*O QUE FAZER*: De acordo com o texto sobre o uso de múmias na Europa, em que ano e em qual instituição o cirurgião Thomas Pettigrew desembrulhou uma múmia?

*TEXTO FORNECIDO*:
___

O médico Guy de la Fontaine, por exemplo, duvidava de que as múmias fossem um remédio útil e achava que as pessoas podiam estar sendo enganadas. Ele, inclusive, chegou a flagrar múmias sendo forjadas com os corpos de camponeses mortos em Alexandria em 1564.

As falsificações ilustram um ponto importante: havia uma demanda constante de carne morta para ser usada na medicina, e o fornecimento de múmias egípcias reais não conseguia atender a isso. Os boticários e fitoterapeutas ainda dispensavam remédios de múmia até o século 18.

Remédio de múmia

Nem todos os profissionais da saúde acreditavam que as múmias secas e velhas eram o melhor remédio para se prescrever aos pacientes. Alguns apontavam que a carne fresca e o sangue tinham uma vitalidade que faltava aos mortos havia muito tempo.

A alegação de que os “medicamentos” frescos eram mais convincentes chegou até mesmo ao mais nobre dos nobres. Há registros de que o rei Charles II, da Inglaterra, tomou remédios feitos de crânios humanos depois de sofrer uma convulsão. Até 1909, os médicos costumavam usar crânios humanos para tratar problemas neurológicos.

Para a elite real e social, comer os restos humanos egípcios antigos parecia um remédio apropriado para a aristocracia, uma vez que os médicos afirmavam que as múmias eram feitas de faraós. A realeza alimentando-se da realeza.

Representação ilustrada de uma das 'festas de desembrulhar' vitorianas | Imagem: Wikimedia Commons

Jantar, bebidas e show

No século 19, as pessoas não consumiam mais múmias para curar doenças, mas os vitorianos organizavam “festas de desembrulhar”. A primeira expedição de Napoleão ao Egito, em 1798, despertou a curiosidade europeia. Isso abriu margem para que viajantes levassem mais múmias inteiras compradas nas ruas do Egito à Europa. Nessas, os cadáveres egípcios eram desenfaixados para fins de entretenimento.

Os primeiros eventos de desembrulhar tinham, pelo menos, um verniz de respeitabilidade médica. Em 1834, o cirurgião Thomas Pettigrew desembrulhou uma múmia no Royal College of Surgeons. Nessa época, autópsias e operações aconteciam em público e esse desembrulhar era apenas mais um evento médico público.

Até mesmo essa pretensão de pesquisa médica foi perdida. As múmias não eram mais medicinais, mas, sim, objetos emocionantes. Um anfitrião de jantar que podia entreter uma audiência enquanto desembrulhava era rico o suficiente para possuir uma múmia de verdade.

___

*REGISTROS DE DADOS*:
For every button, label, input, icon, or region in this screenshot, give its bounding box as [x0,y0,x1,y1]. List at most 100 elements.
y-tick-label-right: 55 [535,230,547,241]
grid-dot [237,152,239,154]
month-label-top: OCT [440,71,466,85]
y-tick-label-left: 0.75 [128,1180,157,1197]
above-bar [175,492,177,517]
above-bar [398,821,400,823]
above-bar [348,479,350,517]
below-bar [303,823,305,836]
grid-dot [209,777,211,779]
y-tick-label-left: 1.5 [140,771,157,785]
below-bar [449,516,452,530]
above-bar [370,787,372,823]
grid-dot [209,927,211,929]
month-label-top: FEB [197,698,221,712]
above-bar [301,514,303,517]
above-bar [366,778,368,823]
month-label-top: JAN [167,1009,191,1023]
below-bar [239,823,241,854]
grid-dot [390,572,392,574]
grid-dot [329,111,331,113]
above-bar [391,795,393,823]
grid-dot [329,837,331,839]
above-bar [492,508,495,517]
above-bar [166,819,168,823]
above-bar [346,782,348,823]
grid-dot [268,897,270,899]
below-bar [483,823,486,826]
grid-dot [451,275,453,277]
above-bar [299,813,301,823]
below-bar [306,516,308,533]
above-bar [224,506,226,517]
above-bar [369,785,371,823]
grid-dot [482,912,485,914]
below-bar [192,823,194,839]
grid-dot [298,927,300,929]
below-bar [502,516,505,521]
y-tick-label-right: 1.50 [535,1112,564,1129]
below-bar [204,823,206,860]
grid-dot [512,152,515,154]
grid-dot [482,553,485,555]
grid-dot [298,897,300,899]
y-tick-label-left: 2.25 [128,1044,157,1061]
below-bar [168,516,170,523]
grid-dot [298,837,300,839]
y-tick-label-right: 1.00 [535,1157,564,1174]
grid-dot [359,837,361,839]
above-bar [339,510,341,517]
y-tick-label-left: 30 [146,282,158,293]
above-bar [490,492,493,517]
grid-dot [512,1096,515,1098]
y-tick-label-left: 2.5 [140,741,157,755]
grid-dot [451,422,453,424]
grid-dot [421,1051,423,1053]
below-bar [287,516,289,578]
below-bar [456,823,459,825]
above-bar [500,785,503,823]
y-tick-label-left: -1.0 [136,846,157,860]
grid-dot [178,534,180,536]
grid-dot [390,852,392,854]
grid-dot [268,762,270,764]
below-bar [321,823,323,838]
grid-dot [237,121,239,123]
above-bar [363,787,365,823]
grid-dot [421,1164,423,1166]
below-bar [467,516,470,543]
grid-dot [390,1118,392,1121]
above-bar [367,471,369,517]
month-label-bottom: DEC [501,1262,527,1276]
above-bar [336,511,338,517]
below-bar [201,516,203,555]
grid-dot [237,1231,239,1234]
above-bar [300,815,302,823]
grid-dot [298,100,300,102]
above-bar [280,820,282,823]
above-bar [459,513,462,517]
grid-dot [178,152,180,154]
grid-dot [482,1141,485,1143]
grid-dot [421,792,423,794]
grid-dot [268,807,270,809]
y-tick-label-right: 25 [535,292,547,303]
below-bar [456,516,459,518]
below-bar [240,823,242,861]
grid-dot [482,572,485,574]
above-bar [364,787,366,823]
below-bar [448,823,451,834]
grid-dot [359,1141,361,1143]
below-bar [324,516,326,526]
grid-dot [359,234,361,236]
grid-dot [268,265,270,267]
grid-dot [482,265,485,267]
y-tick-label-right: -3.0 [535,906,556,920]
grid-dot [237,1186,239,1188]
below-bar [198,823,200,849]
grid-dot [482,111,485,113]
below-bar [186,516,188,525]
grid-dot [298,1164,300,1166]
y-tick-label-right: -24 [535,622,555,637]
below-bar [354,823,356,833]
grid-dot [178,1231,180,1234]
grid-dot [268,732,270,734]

___

*RESOLUÇÃO DO EXERCÍCIO*: Em 1834, no Royal College of Surgeons.